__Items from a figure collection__
• • • • •

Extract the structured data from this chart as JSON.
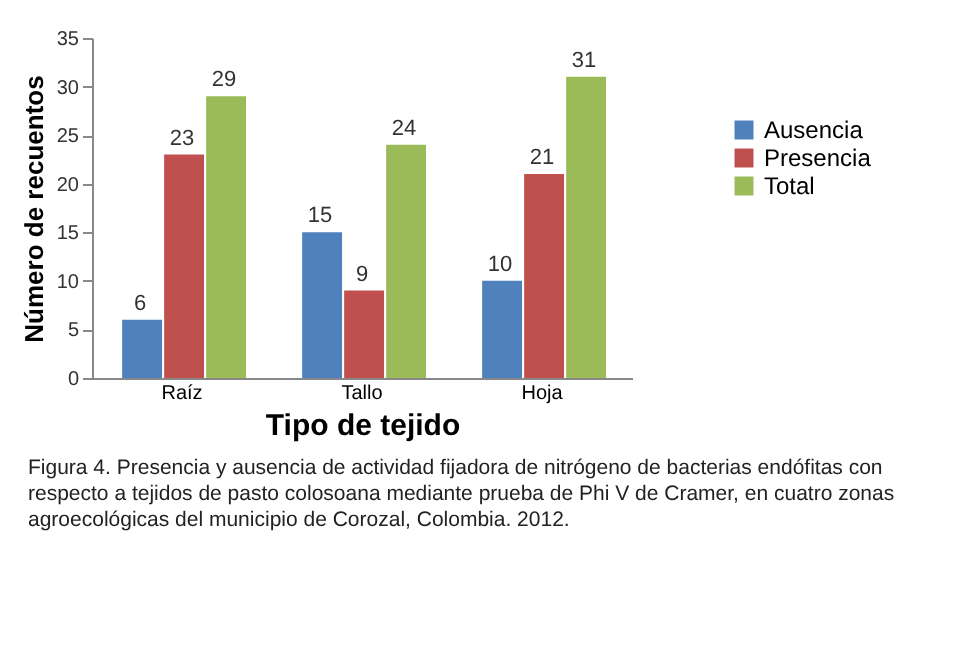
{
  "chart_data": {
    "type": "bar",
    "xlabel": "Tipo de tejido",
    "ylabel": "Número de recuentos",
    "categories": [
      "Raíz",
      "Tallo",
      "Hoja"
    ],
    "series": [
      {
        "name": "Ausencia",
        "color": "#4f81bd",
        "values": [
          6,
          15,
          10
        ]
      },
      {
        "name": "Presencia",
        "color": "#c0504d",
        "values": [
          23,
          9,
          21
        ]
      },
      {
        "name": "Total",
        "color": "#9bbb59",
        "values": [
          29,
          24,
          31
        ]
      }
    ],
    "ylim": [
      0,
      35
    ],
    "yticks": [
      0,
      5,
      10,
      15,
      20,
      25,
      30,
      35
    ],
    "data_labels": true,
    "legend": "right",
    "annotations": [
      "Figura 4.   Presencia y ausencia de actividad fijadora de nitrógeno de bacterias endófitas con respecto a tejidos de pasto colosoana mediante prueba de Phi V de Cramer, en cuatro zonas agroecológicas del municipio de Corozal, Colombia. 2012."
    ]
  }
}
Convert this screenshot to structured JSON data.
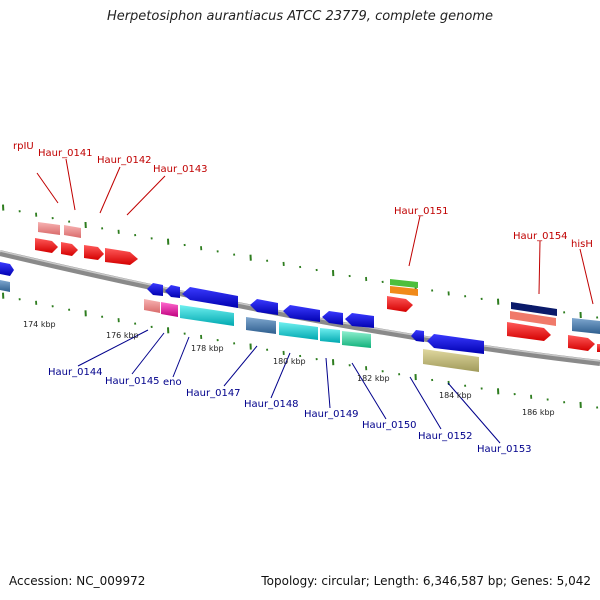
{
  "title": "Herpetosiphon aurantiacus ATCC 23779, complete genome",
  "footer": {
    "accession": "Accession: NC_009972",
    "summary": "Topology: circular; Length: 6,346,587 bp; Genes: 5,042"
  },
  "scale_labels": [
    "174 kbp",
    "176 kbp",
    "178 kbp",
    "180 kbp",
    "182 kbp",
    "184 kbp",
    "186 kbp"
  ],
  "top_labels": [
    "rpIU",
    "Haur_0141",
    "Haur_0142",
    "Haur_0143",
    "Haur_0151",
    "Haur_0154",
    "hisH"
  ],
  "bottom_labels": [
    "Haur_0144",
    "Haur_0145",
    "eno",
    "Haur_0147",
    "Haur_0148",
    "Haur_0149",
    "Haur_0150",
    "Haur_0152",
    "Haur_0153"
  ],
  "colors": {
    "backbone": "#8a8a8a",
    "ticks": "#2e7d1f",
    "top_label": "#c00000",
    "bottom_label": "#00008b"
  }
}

• • • • •

__BRIEF__
From the first line to the last, repeat the entries exactly and leave out the pictures.

__EXERCISE OUTPUT__
Extract the structured data from this chart as JSON.
{
  "chart_data": {
    "type": "bar",
    "xlabel": "Tipo de tejido",
    "ylabel": "Número de recuentos",
    "categories": [
      "Raíz",
      "Tallo",
      "Hoja"
    ],
    "series": [
      {
        "name": "Ausencia",
        "color": "#4f81bd",
        "values": [
          6,
          15,
          10
        ]
      },
      {
        "name": "Presencia",
        "color": "#c0504d",
        "values": [
          23,
          9,
          21
        ]
      },
      {
        "name": "Total",
        "color": "#9bbb59",
        "values": [
          29,
          24,
          31
        ]
      }
    ],
    "ylim": [
      0,
      35
    ],
    "yticks": [
      0,
      5,
      10,
      15,
      20,
      25,
      30,
      35
    ],
    "data_labels": true,
    "legend": "right",
    "annotations": [
      "Figura 4.   Presencia y ausencia de actividad fijadora de nitrógeno de bacterias endófitas con respecto a tejidos de pasto colosoana mediante prueba de Phi V de Cramer, en cuatro zonas agroecológicas del municipio de Corozal, Colombia. 2012."
    ]
  }
}
Convert this screenshot to structured JSON data.
{
  "title": "Herpetosiphon aurantiacus ATCC 23779, complete genome",
  "footer": {
    "accession": "Accession: NC_009972",
    "summary": "Topology: circular; Length: 6,346,587 bp; Genes: 5,042"
  },
  "scale_labels": [
    "174 kbp",
    "176 kbp",
    "178 kbp",
    "180 kbp",
    "182 kbp",
    "184 kbp",
    "186 kbp"
  ],
  "top_labels": [
    "rpIU",
    "Haur_0141",
    "Haur_0142",
    "Haur_0143",
    "Haur_0151",
    "Haur_0154",
    "hisH"
  ],
  "bottom_labels": [
    "Haur_0144",
    "Haur_0145",
    "eno",
    "Haur_0147",
    "Haur_0148",
    "Haur_0149",
    "Haur_0150",
    "Haur_0152",
    "Haur_0153"
  ],
  "colors": {
    "backbone": "#8a8a8a",
    "ticks": "#2e7d1f",
    "top_label": "#c00000",
    "bottom_label": "#00008b"
  }
}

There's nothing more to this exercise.